Stored data:

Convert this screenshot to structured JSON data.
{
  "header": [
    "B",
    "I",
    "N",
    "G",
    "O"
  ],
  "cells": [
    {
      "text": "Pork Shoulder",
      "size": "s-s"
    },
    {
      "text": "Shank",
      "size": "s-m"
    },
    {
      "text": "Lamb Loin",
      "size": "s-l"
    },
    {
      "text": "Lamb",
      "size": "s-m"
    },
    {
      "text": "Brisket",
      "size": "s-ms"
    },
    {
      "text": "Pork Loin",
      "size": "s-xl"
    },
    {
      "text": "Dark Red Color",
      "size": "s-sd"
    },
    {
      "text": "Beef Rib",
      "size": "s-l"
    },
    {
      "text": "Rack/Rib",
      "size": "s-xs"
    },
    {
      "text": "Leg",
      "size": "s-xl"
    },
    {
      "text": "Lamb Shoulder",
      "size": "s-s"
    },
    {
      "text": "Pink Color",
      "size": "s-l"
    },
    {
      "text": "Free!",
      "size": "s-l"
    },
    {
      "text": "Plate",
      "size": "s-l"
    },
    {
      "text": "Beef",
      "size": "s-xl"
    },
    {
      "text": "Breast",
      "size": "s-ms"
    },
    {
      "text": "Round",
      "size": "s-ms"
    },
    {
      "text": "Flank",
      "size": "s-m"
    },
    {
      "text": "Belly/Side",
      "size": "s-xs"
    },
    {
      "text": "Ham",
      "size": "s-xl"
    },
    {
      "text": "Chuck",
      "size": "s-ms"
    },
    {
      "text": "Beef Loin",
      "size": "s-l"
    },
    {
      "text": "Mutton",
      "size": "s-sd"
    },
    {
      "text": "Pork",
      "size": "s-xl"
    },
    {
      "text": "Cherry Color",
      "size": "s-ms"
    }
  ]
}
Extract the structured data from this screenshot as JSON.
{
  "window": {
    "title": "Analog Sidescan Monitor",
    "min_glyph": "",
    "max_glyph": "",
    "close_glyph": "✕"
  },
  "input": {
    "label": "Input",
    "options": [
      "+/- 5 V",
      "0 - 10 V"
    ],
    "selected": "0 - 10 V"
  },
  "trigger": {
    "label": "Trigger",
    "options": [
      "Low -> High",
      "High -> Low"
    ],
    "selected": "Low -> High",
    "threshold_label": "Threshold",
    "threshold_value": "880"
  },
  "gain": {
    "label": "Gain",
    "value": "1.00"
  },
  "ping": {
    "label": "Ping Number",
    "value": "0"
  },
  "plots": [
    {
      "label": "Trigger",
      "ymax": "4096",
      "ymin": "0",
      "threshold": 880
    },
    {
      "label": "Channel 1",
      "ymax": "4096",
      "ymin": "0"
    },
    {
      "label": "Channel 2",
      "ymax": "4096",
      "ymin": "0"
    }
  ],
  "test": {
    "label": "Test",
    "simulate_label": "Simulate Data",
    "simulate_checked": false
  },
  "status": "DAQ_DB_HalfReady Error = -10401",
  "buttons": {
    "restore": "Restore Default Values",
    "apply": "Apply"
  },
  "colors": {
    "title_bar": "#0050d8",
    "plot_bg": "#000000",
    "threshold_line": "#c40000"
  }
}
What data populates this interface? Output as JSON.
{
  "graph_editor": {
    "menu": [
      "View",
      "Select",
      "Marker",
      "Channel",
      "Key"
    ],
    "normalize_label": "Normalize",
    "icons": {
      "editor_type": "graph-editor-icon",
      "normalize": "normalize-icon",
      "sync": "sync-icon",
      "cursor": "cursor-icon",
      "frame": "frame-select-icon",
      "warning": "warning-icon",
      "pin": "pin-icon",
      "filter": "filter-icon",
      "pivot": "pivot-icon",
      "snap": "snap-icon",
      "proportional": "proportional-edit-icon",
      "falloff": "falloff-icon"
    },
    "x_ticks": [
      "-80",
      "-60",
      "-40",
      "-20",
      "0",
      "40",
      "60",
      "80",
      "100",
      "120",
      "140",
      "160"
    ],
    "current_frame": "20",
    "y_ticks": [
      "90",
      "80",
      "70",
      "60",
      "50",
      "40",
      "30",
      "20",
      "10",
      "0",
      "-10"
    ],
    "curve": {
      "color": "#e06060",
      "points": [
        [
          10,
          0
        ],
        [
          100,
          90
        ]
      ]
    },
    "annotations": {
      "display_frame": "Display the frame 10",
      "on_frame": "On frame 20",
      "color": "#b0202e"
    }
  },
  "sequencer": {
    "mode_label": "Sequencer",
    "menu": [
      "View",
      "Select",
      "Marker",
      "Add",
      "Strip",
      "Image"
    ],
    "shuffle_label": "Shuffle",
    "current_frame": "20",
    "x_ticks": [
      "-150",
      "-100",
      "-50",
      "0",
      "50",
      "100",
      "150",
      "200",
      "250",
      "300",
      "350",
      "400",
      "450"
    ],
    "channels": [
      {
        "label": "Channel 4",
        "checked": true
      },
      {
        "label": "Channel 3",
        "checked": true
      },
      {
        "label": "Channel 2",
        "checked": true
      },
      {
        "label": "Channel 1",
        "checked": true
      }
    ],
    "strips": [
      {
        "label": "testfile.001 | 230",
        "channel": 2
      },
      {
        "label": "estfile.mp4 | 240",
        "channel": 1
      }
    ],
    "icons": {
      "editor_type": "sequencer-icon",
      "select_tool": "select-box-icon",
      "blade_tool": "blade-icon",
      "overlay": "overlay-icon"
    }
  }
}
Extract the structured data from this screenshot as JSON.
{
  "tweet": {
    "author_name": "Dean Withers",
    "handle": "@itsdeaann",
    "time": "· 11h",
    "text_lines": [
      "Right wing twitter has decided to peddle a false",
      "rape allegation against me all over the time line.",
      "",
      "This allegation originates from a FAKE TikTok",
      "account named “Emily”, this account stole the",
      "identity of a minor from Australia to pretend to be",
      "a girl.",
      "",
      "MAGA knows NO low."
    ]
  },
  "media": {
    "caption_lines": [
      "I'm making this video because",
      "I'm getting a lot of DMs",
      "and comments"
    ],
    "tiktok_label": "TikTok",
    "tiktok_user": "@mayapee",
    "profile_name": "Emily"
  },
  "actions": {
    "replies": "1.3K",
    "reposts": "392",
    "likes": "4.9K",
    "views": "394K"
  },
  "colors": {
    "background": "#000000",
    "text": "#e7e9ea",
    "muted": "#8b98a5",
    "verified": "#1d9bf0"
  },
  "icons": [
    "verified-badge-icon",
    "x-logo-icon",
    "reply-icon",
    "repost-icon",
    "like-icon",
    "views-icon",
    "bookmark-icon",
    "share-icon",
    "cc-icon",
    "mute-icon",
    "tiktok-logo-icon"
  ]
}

What the exercise asks: Provide all the records again, word for word.

Right answer:
Convert this screenshot to structured JSON data.
{
  "header": [
    "B",
    "I",
    "N",
    "G",
    "O"
  ],
  "cells": [
    {
      "text": "Pork Shoulder",
      "size": "s-s"
    },
    {
      "text": "Shank",
      "size": "s-m"
    },
    {
      "text": "Lamb Loin",
      "size": "s-l"
    },
    {
      "text": "Lamb",
      "size": "s-m"
    },
    {
      "text": "Brisket",
      "size": "s-ms"
    },
    {
      "text": "Pork Loin",
      "size": "s-xl"
    },
    {
      "text": "Dark Red Color",
      "size": "s-sd"
    },
    {
      "text": "Beef Rib",
      "size": "s-l"
    },
    {
      "text": "Rack/Rib",
      "size": "s-xs"
    },
    {
      "text": "Leg",
      "size": "s-xl"
    },
    {
      "text": "Lamb Shoulder",
      "size": "s-s"
    },
    {
      "text": "Pink Color",
      "size": "s-l"
    },
    {
      "text": "Free!",
      "size": "s-l"
    },
    {
      "text": "Plate",
      "size": "s-l"
    },
    {
      "text": "Beef",
      "size": "s-xl"
    },
    {
      "text": "Breast",
      "size": "s-ms"
    },
    {
      "text": "Round",
      "size": "s-ms"
    },
    {
      "text": "Flank",
      "size": "s-m"
    },
    {
      "text": "Belly/Side",
      "size": "s-xs"
    },
    {
      "text": "Ham",
      "size": "s-xl"
    },
    {
      "text": "Chuck",
      "size": "s-ms"
    },
    {
      "text": "Beef Loin",
      "size": "s-l"
    },
    {
      "text": "Mutton",
      "size": "s-sd"
    },
    {
      "text": "Pork",
      "size": "s-xl"
    },
    {
      "text": "Cherry Color",
      "size": "s-ms"
    }
  ]
}
Extract the structured data from this screenshot as JSON.
{
  "window": {
    "title": "Analog Sidescan Monitor",
    "min_glyph": "",
    "max_glyph": "",
    "close_glyph": "✕"
  },
  "input": {
    "label": "Input",
    "options": [
      "+/- 5 V",
      "0 - 10 V"
    ],
    "selected": "0 - 10 V"
  },
  "trigger": {
    "label": "Trigger",
    "options": [
      "Low -> High",
      "High -> Low"
    ],
    "selected": "Low -> High",
    "threshold_label": "Threshold",
    "threshold_value": "880"
  },
  "gain": {
    "label": "Gain",
    "value": "1.00"
  },
  "ping": {
    "label": "Ping Number",
    "value": "0"
  },
  "plots": [
    {
      "label": "Trigger",
      "ymax": "4096",
      "ymin": "0",
      "threshold": 880
    },
    {
      "label": "Channel 1",
      "ymax": "4096",
      "ymin": "0"
    },
    {
      "label": "Channel 2",
      "ymax": "4096",
      "ymin": "0"
    }
  ],
  "test": {
    "label": "Test",
    "simulate_label": "Simulate Data",
    "simulate_checked": false
  },
  "status": "DAQ_DB_HalfReady Error = -10401",
  "buttons": {
    "restore": "Restore Default Values",
    "apply": "Apply"
  },
  "colors": {
    "title_bar": "#0050d8",
    "plot_bg": "#000000",
    "threshold_line": "#c40000"
  }
}
What data populates this interface? Output as JSON.
{
  "graph_editor": {
    "menu": [
      "View",
      "Select",
      "Marker",
      "Channel",
      "Key"
    ],
    "normalize_label": "Normalize",
    "icons": {
      "editor_type": "graph-editor-icon",
      "normalize": "normalize-icon",
      "sync": "sync-icon",
      "cursor": "cursor-icon",
      "frame": "frame-select-icon",
      "warning": "warning-icon",
      "pin": "pin-icon",
      "filter": "filter-icon",
      "pivot": "pivot-icon",
      "snap": "snap-icon",
      "proportional": "proportional-edit-icon",
      "falloff": "falloff-icon"
    },
    "x_ticks": [
      "-80",
      "-60",
      "-40",
      "-20",
      "0",
      "40",
      "60",
      "80",
      "100",
      "120",
      "140",
      "160"
    ],
    "current_frame": "20",
    "y_ticks": [
      "90",
      "80",
      "70",
      "60",
      "50",
      "40",
      "30",
      "20",
      "10",
      "0",
      "-10"
    ],
    "curve": {
      "color": "#e06060",
      "points": [
        [
          10,
          0
        ],
        [
          100,
          90
        ]
      ]
    },
    "annotations": {
      "display_frame": "Display the frame 10",
      "on_frame": "On frame 20",
      "color": "#b0202e"
    }
  },
  "sequencer": {
    "mode_label": "Sequencer",
    "menu": [
      "View",
      "Select",
      "Marker",
      "Add",
      "Strip",
      "Image"
    ],
    "shuffle_label": "Shuffle",
    "current_frame": "20",
    "x_ticks": [
      "-150",
      "-100",
      "-50",
      "0",
      "50",
      "100",
      "150",
      "200",
      "250",
      "300",
      "350",
      "400",
      "450"
    ],
    "channels": [
      {
        "label": "Channel 4",
        "checked": true
      },
      {
        "label": "Channel 3",
        "checked": true
      },
      {
        "label": "Channel 2",
        "checked": true
      },
      {
        "label": "Channel 1",
        "checked": true
      }
    ],
    "strips": [
      {
        "label": "testfile.001 | 230",
        "channel": 2
      },
      {
        "label": "estfile.mp4 | 240",
        "channel": 1
      }
    ],
    "icons": {
      "editor_type": "sequencer-icon",
      "select_tool": "select-box-icon",
      "blade_tool": "blade-icon",
      "overlay": "overlay-icon"
    }
  }
}
Extract the structured data from this screenshot as JSON.
{
  "tweet": {
    "author_name": "Dean Withers",
    "handle": "@itsdeaann",
    "time": "· 11h",
    "text_lines": [
      "Right wing twitter has decided to peddle a false",
      "rape allegation against me all over the time line.",
      "",
      "This allegation originates from a FAKE TikTok",
      "account named “Emily”, this account stole the",
      "identity of a minor from Australia to pretend to be",
      "a girl.",
      "",
      "MAGA knows NO low."
    ]
  },
  "media": {
    "caption_lines": [
      "I'm making this video because",
      "I'm getting a lot of DMs",
      "and comments"
    ],
    "tiktok_label": "TikTok",
    "tiktok_user": "@mayapee",
    "profile_name": "Emily"
  },
  "actions": {
    "replies": "1.3K",
    "reposts": "392",
    "likes": "4.9K",
    "views": "394K"
  },
  "colors": {
    "background": "#000000",
    "text": "#e7e9ea",
    "muted": "#8b98a5",
    "verified": "#1d9bf0"
  },
  "icons": [
    "verified-badge-icon",
    "x-logo-icon",
    "reply-icon",
    "repost-icon",
    "like-icon",
    "views-icon",
    "bookmark-icon",
    "share-icon",
    "cc-icon",
    "mute-icon",
    "tiktok-logo-icon"
  ]
}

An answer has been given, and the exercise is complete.